REQUIRED TASK ->
Copy out every line of the items below word for word, with each character and number kept the same.

RECORDS PROVIDED ->
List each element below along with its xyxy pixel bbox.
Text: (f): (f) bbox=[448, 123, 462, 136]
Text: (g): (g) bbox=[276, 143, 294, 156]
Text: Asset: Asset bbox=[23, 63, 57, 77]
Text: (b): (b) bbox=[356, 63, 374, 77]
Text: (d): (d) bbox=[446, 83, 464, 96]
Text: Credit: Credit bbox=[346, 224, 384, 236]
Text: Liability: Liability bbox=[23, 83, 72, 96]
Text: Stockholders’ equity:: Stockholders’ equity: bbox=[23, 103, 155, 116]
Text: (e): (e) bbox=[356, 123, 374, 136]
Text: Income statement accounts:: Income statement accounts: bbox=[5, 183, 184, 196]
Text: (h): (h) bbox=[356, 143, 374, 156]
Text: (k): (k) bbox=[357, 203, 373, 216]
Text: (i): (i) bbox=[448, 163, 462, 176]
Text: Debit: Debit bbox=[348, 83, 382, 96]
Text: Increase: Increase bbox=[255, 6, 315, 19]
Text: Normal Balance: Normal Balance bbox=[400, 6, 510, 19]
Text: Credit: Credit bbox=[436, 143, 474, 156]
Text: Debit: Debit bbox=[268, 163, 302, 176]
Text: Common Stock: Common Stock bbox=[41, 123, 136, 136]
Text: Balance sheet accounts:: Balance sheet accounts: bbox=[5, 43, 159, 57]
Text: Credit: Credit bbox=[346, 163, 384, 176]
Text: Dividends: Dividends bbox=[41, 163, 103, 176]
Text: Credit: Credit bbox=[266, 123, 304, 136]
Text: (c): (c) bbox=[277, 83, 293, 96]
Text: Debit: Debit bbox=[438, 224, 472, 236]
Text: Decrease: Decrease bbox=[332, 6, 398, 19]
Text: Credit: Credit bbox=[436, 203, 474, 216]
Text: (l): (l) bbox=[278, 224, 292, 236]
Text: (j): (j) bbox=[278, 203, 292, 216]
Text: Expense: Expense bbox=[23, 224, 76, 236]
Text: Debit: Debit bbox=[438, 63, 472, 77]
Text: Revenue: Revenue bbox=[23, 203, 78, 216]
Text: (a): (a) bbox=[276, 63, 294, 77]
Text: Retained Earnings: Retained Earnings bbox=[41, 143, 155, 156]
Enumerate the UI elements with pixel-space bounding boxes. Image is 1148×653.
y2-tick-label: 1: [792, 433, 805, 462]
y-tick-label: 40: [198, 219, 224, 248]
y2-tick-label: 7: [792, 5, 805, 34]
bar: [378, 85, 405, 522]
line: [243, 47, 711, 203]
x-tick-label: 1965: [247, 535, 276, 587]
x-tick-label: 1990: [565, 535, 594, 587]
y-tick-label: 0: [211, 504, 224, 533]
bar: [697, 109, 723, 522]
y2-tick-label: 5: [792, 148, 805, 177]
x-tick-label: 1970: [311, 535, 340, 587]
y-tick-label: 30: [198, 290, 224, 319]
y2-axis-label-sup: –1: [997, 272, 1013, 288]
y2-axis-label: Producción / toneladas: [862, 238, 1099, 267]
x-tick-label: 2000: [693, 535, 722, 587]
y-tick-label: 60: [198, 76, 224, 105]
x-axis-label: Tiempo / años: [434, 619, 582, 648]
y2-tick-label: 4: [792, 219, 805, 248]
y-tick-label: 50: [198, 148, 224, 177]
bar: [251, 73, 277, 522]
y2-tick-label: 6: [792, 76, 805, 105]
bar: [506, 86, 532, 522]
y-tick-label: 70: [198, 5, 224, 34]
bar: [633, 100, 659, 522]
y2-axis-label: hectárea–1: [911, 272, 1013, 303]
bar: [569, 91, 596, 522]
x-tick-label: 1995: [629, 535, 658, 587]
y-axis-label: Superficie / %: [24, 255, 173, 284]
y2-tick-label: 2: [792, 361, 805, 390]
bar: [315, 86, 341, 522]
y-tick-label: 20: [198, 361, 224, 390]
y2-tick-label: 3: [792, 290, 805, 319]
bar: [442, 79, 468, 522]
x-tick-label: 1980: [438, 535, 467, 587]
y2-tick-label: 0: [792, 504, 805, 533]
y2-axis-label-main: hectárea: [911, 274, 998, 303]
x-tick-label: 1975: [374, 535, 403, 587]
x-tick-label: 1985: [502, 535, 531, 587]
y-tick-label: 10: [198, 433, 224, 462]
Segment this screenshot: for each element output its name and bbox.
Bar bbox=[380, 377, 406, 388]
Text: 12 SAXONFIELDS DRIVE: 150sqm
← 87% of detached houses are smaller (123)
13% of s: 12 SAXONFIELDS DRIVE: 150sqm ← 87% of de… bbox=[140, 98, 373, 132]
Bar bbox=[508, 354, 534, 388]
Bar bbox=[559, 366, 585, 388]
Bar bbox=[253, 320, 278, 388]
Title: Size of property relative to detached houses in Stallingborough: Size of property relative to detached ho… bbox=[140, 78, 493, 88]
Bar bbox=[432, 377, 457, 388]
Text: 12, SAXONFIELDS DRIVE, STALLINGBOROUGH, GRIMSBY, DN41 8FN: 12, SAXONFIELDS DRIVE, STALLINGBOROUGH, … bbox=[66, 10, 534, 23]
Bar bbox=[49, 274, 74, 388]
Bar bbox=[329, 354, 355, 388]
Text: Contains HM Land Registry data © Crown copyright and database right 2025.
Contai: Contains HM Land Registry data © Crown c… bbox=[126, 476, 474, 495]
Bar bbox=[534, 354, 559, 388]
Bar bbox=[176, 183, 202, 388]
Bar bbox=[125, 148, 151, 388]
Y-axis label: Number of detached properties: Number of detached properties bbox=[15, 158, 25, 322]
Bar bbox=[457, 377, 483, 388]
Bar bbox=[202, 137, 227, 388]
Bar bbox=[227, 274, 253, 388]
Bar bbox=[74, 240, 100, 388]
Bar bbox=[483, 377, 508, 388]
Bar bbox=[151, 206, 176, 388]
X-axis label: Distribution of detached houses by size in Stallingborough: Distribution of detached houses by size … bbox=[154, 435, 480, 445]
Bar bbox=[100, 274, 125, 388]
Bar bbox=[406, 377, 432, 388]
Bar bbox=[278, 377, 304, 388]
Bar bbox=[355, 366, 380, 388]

ANSWER TO THIS TASK ->
List each element below along with its xyxy pixel bbox.
Text: (f): (f) bbox=[448, 123, 462, 136]
Text: (g): (g) bbox=[276, 143, 294, 156]
Text: Asset: Asset bbox=[23, 63, 57, 77]
Text: (b): (b) bbox=[356, 63, 374, 77]
Text: (d): (d) bbox=[446, 83, 464, 96]
Text: Credit: Credit bbox=[346, 224, 384, 236]
Text: Liability: Liability bbox=[23, 83, 72, 96]
Text: Stockholders’ equity:: Stockholders’ equity: bbox=[23, 103, 155, 116]
Text: (e): (e) bbox=[356, 123, 374, 136]
Text: Income statement accounts:: Income statement accounts: bbox=[5, 183, 184, 196]
Text: (h): (h) bbox=[356, 143, 374, 156]
Text: (k): (k) bbox=[357, 203, 373, 216]
Text: (i): (i) bbox=[448, 163, 462, 176]
Text: Debit: Debit bbox=[348, 83, 382, 96]
Text: Increase: Increase bbox=[255, 6, 315, 19]
Text: Normal Balance: Normal Balance bbox=[400, 6, 510, 19]
Text: Credit: Credit bbox=[436, 143, 474, 156]
Text: Debit: Debit bbox=[268, 163, 302, 176]
Text: Common Stock: Common Stock bbox=[41, 123, 136, 136]
Text: Balance sheet accounts:: Balance sheet accounts: bbox=[5, 43, 159, 57]
Text: Credit: Credit bbox=[346, 163, 384, 176]
Text: Dividends: Dividends bbox=[41, 163, 103, 176]
Text: Credit: Credit bbox=[266, 123, 304, 136]
Text: (c): (c) bbox=[277, 83, 293, 96]
Text: Debit: Debit bbox=[438, 224, 472, 236]
Text: Decrease: Decrease bbox=[332, 6, 398, 19]
Text: Credit: Credit bbox=[436, 203, 474, 216]
Text: (l): (l) bbox=[278, 224, 292, 236]
Text: (j): (j) bbox=[278, 203, 292, 216]
Text: Expense: Expense bbox=[23, 224, 76, 236]
Text: Debit: Debit bbox=[438, 63, 472, 77]
Text: Revenue: Revenue bbox=[23, 203, 78, 216]
Text: (a): (a) bbox=[276, 63, 294, 77]
Text: Retained Earnings: Retained Earnings bbox=[41, 143, 155, 156]
Enumerate the UI elements with pixel-space bounding boxes. Image is 1148×653.
y2-tick-label: 1: [792, 433, 805, 462]
y-tick-label: 40: [198, 219, 224, 248]
y2-tick-label: 7: [792, 5, 805, 34]
bar: [378, 85, 405, 522]
line: [243, 47, 711, 203]
x-tick-label: 1965: [247, 535, 276, 587]
x-tick-label: 1990: [565, 535, 594, 587]
y-tick-label: 0: [211, 504, 224, 533]
bar: [697, 109, 723, 522]
y2-tick-label: 5: [792, 148, 805, 177]
x-tick-label: 1970: [311, 535, 340, 587]
y-tick-label: 30: [198, 290, 224, 319]
y2-axis-label-sup: –1: [997, 272, 1013, 288]
y2-axis-label: Producción / toneladas: [862, 238, 1099, 267]
x-tick-label: 2000: [693, 535, 722, 587]
y-tick-label: 60: [198, 76, 224, 105]
x-axis-label: Tiempo / años: [434, 619, 582, 648]
y2-tick-label: 4: [792, 219, 805, 248]
y-tick-label: 50: [198, 148, 224, 177]
bar: [251, 73, 277, 522]
y2-tick-label: 6: [792, 76, 805, 105]
bar: [506, 86, 532, 522]
y-tick-label: 70: [198, 5, 224, 34]
bar: [633, 100, 659, 522]
y2-axis-label: hectárea–1: [911, 272, 1013, 303]
bar: [569, 91, 596, 522]
x-tick-label: 1995: [629, 535, 658, 587]
y-axis-label: Superficie / %: [24, 255, 173, 284]
y2-tick-label: 2: [792, 361, 805, 390]
bar: [315, 86, 341, 522]
y-tick-label: 20: [198, 361, 224, 390]
y2-tick-label: 3: [792, 290, 805, 319]
bar: [442, 79, 468, 522]
x-tick-label: 1980: [438, 535, 467, 587]
y2-tick-label: 0: [792, 504, 805, 533]
y2-axis-label-main: hectárea: [911, 274, 998, 303]
x-tick-label: 1975: [374, 535, 403, 587]
x-tick-label: 1985: [502, 535, 531, 587]
y-tick-label: 10: [198, 433, 224, 462]
Segment this screenshot: for each element output its name and bbox.
Bar bbox=[380, 377, 406, 388]
Text: 12 SAXONFIELDS DRIVE: 150sqm
← 87% of detached houses are smaller (123)
13% of s: 12 SAXONFIELDS DRIVE: 150sqm ← 87% of de… bbox=[140, 98, 373, 132]
Bar bbox=[508, 354, 534, 388]
Bar bbox=[559, 366, 585, 388]
Bar bbox=[253, 320, 278, 388]
Title: Size of property relative to detached houses in Stallingborough: Size of property relative to detached ho… bbox=[140, 78, 493, 88]
Bar bbox=[432, 377, 457, 388]
Text: 12, SAXONFIELDS DRIVE, STALLINGBOROUGH, GRIMSBY, DN41 8FN: 12, SAXONFIELDS DRIVE, STALLINGBOROUGH, … bbox=[66, 10, 534, 23]
Bar bbox=[49, 274, 74, 388]
Bar bbox=[329, 354, 355, 388]
Text: Contains HM Land Registry data © Crown copyright and database right 2025.
Contai: Contains HM Land Registry data © Crown c… bbox=[126, 476, 474, 495]
Bar bbox=[534, 354, 559, 388]
Bar bbox=[176, 183, 202, 388]
Bar bbox=[125, 148, 151, 388]
Y-axis label: Number of detached properties: Number of detached properties bbox=[15, 158, 25, 322]
Bar bbox=[457, 377, 483, 388]
Bar bbox=[202, 137, 227, 388]
Bar bbox=[227, 274, 253, 388]
Bar bbox=[74, 240, 100, 388]
Bar bbox=[483, 377, 508, 388]
Bar bbox=[151, 206, 176, 388]
X-axis label: Distribution of detached houses by size in Stallingborough: Distribution of detached houses by size … bbox=[154, 435, 480, 445]
Bar bbox=[100, 274, 125, 388]
Bar bbox=[406, 377, 432, 388]
Bar bbox=[278, 377, 304, 388]
Bar bbox=[355, 366, 380, 388]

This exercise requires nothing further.